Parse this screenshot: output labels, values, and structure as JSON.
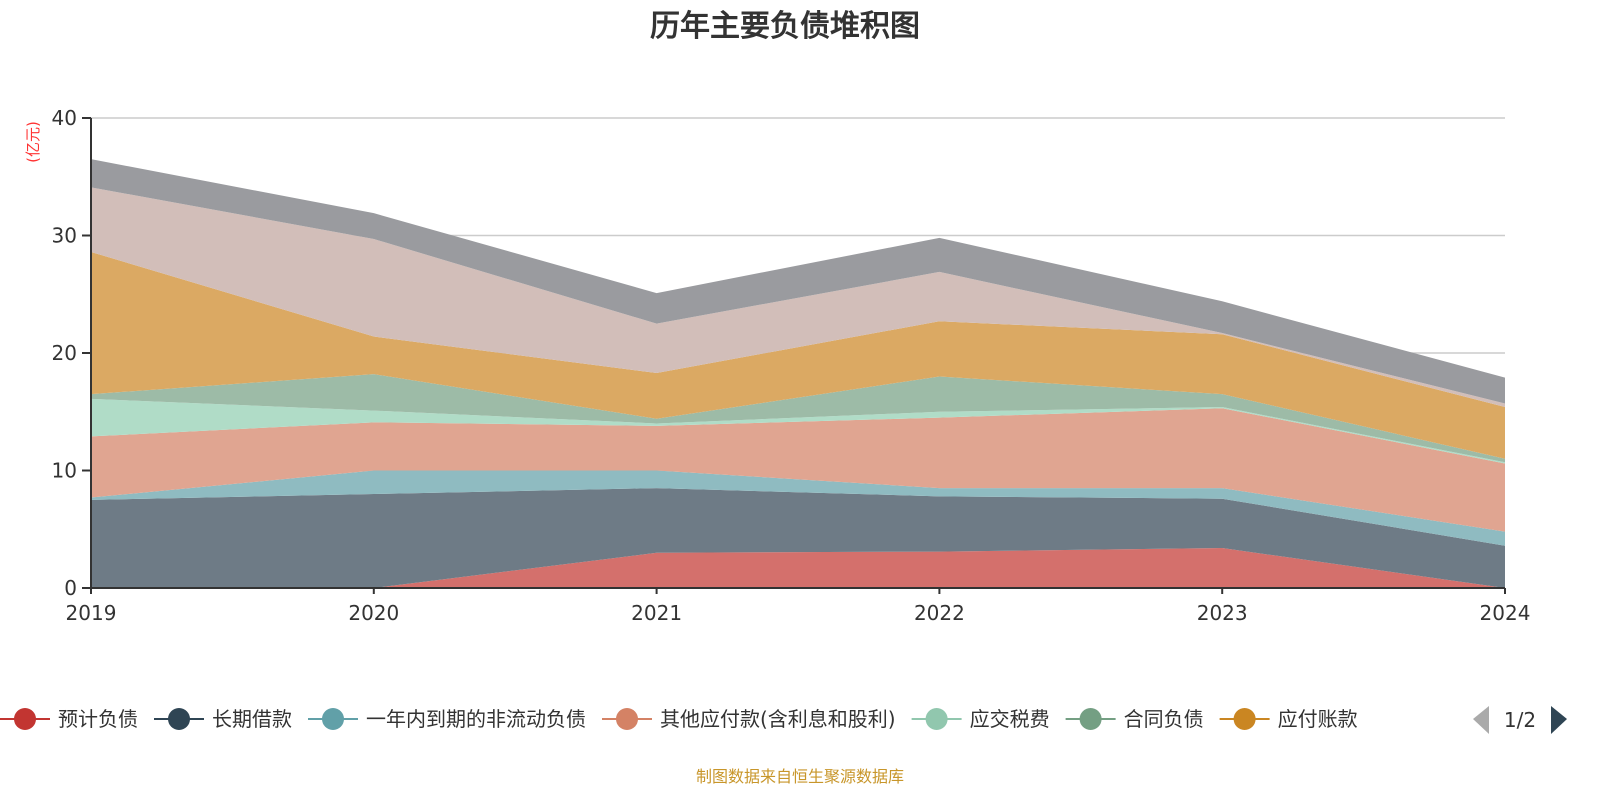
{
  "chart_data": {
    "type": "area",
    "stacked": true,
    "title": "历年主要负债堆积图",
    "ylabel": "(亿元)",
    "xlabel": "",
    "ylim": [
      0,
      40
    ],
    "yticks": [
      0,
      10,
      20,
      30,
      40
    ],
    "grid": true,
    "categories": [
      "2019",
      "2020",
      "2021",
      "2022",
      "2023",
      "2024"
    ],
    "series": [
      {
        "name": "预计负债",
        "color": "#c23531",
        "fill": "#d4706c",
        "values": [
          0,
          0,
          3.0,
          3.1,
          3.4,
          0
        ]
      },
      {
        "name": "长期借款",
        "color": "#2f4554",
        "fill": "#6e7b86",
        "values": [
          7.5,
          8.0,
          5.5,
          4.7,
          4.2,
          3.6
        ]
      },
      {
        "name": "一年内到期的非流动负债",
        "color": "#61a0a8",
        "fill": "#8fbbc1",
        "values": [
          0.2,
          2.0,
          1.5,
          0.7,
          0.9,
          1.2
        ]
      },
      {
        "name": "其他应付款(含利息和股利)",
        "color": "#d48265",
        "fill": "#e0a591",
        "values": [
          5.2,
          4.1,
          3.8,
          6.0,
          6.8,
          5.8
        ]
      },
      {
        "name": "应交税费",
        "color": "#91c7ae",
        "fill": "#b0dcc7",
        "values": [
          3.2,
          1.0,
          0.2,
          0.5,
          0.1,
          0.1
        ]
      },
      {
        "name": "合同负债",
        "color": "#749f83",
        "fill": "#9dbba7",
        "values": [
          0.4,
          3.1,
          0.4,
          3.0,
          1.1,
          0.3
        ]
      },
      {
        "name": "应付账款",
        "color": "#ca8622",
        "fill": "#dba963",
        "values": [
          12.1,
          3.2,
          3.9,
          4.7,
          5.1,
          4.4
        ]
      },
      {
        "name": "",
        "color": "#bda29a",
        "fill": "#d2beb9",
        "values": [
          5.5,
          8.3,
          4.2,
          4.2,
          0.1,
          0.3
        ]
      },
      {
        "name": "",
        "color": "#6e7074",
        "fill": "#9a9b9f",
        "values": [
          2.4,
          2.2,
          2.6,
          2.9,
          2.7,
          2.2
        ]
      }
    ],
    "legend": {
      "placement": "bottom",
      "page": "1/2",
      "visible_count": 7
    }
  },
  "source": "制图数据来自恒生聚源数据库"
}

☆ ☆ ☆

* _What you have to do_
In the entries above, identify every line with the string "name".

* _Task answer_
        "name": "预计负债",
        "name": "长期借款",
        "name": "一年内到期的非流动负债",
        "name": "其他应付款(含利息和股利)",
        "name": "应交税费",
        "name": "合同负债",
        "name": "应付账款",
        "name": "",
        "name": "",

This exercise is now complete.